(WHAT YOU HAVE TO DO) Transcribe every record exactly.
--- START ---
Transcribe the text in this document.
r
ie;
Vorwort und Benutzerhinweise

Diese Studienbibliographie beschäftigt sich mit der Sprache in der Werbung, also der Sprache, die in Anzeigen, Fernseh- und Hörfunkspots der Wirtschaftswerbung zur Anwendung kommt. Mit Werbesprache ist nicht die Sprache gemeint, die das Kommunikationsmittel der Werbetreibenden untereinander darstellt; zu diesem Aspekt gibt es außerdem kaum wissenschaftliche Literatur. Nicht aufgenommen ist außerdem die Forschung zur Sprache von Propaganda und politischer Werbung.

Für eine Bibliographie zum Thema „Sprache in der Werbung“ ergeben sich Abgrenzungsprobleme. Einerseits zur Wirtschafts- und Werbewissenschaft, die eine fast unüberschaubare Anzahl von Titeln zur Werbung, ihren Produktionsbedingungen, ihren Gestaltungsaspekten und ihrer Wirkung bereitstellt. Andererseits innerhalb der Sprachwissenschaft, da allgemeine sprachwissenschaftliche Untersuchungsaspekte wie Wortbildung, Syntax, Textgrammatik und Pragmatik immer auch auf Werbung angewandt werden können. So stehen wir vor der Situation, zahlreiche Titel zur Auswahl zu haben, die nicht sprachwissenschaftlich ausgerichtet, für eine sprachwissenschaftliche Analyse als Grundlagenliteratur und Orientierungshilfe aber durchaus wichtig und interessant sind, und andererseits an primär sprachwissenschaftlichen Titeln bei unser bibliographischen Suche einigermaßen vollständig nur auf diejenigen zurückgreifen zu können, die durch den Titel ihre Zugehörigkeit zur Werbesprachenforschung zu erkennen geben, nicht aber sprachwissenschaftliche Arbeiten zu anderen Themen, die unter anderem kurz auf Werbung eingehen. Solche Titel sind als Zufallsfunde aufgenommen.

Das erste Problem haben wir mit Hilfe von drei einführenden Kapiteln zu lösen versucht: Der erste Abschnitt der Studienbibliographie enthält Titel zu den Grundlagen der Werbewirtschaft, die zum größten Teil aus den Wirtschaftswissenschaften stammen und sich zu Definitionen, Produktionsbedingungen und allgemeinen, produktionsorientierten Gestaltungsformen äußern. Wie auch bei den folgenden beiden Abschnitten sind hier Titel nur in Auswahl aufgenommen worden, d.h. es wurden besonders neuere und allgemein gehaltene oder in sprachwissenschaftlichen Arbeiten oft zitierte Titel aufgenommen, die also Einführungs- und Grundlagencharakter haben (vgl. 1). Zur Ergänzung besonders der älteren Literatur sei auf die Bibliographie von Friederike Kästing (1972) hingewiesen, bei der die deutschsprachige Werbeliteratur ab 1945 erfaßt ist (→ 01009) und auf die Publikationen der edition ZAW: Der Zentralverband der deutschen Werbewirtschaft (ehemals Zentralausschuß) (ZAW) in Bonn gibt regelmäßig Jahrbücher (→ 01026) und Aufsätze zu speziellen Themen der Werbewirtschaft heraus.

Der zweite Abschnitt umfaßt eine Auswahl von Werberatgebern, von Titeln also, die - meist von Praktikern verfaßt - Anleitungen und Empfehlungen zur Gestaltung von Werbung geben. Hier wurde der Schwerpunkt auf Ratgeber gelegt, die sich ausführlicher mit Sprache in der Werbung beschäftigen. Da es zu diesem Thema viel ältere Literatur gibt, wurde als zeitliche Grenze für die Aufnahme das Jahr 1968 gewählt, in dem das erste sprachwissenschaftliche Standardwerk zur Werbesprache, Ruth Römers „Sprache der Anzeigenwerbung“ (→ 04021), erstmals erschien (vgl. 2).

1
--- END ---
(ANSWER)
Transcribe the text in this document.
r
ie;
Vorwort und Benutzerhinweise

Diese Studienbibliographie beschäftigt sich mit der Sprache in der Werbung, also der Sprache, die in Anzeigen, Fernseh- und Hörfunkspots der Wirtschaftswerbung zur Anwendung kommt. Mit Werbesprache ist nicht die Sprache gemeint, die das Kommunikationsmittel der Werbetreibenden untereinander darstellt; zu diesem Aspekt gibt es außerdem kaum wissenschaftliche Literatur. Nicht aufgenommen ist außerdem die Forschung zur Sprache von Propaganda und politischer Werbung.

Für eine Bibliographie zum Thema „Sprache in der Werbung“ ergeben sich Abgrenzungsprobleme. Einerseits zur Wirtschafts- und Werbewissenschaft, die eine fast unüberschaubare Anzahl von Titeln zur Werbung, ihren Produktionsbedingungen, ihren Gestaltungsaspekten und ihrer Wirkung bereitstellt. Andererseits innerhalb der Sprachwissenschaft, da allgemeine sprachwissenschaftliche Untersuchungsaspekte wie Wortbildung, Syntax, Textgrammatik und Pragmatik immer auch auf Werbung angewandt werden können. So stehen wir vor der Situation, zahlreiche Titel zur Auswahl zu haben, die nicht sprachwissenschaftlich ausgerichtet, für eine sprachwissenschaftliche Analyse als Grundlagenliteratur und Orientierungshilfe aber durchaus wichtig und interessant sind, und andererseits an primär sprachwissenschaftlichen Titeln bei unser bibliographischen Suche einigermaßen vollständig nur auf diejenigen zurückgreifen zu können, die durch den Titel ihre Zugehörigkeit zur Werbesprachenforschung zu erkennen geben, nicht aber sprachwissenschaftliche Arbeiten zu anderen Themen, die unter anderem kurz auf Werbung eingehen. Solche Titel sind als Zufallsfunde aufgenommen.

Das erste Problem haben wir mit Hilfe von drei einführenden Kapiteln zu lösen versucht: Der erste Abschnitt der Studienbibliographie enthält Titel zu den Grundlagen der Werbewirtschaft, die zum größten Teil aus den Wirtschaftswissenschaften stammen und sich zu Definitionen, Produktionsbedingungen und allgemeinen, produktionsorientierten Gestaltungsformen äußern. Wie auch bei den folgenden beiden Abschnitten sind hier Titel nur in Auswahl aufgenommen worden, d.h. es wurden besonders neuere und allgemein gehaltene oder in sprachwissenschaftlichen Arbeiten oft zitierte Titel aufgenommen, die also Einführungs- und Grundlagencharakter haben (vgl. 1). Zur Ergänzung besonders der älteren Literatur sei auf die Bibliographie von Friederike Kästing (1972) hingewiesen, bei der die deutschsprachige Werbeliteratur ab 1945 erfaßt ist (→ 01009) und auf die Publikationen der edition ZAW: Der Zentralverband der deutschen Werbewirtschaft (ehemals Zentralausschuß) (ZAW) in Bonn gibt regelmäßig Jahrbücher (→ 01026) und Aufsätze zu speziellen Themen der Werbewirtschaft heraus.

Der zweite Abschnitt umfaßt eine Auswahl von Werberatgebern, von Titeln also, die - meist von Praktikern verfaßt - Anleitungen und Empfehlungen zur Gestaltung von Werbung geben. Hier wurde der Schwerpunkt auf Ratgeber gelegt, die sich ausführlicher mit Sprache in der Werbung beschäftigen. Da es zu diesem Thema viel ältere Literatur gibt, wurde als zeitliche Grenze für die Aufnahme das Jahr 1968 gewählt, in dem das erste sprachwissenschaftliche Standardwerk zur Werbesprache, Ruth Römers „Sprache der Anzeigenwerbung“ (→ 04021), erstmals erschien (vgl. 2).

1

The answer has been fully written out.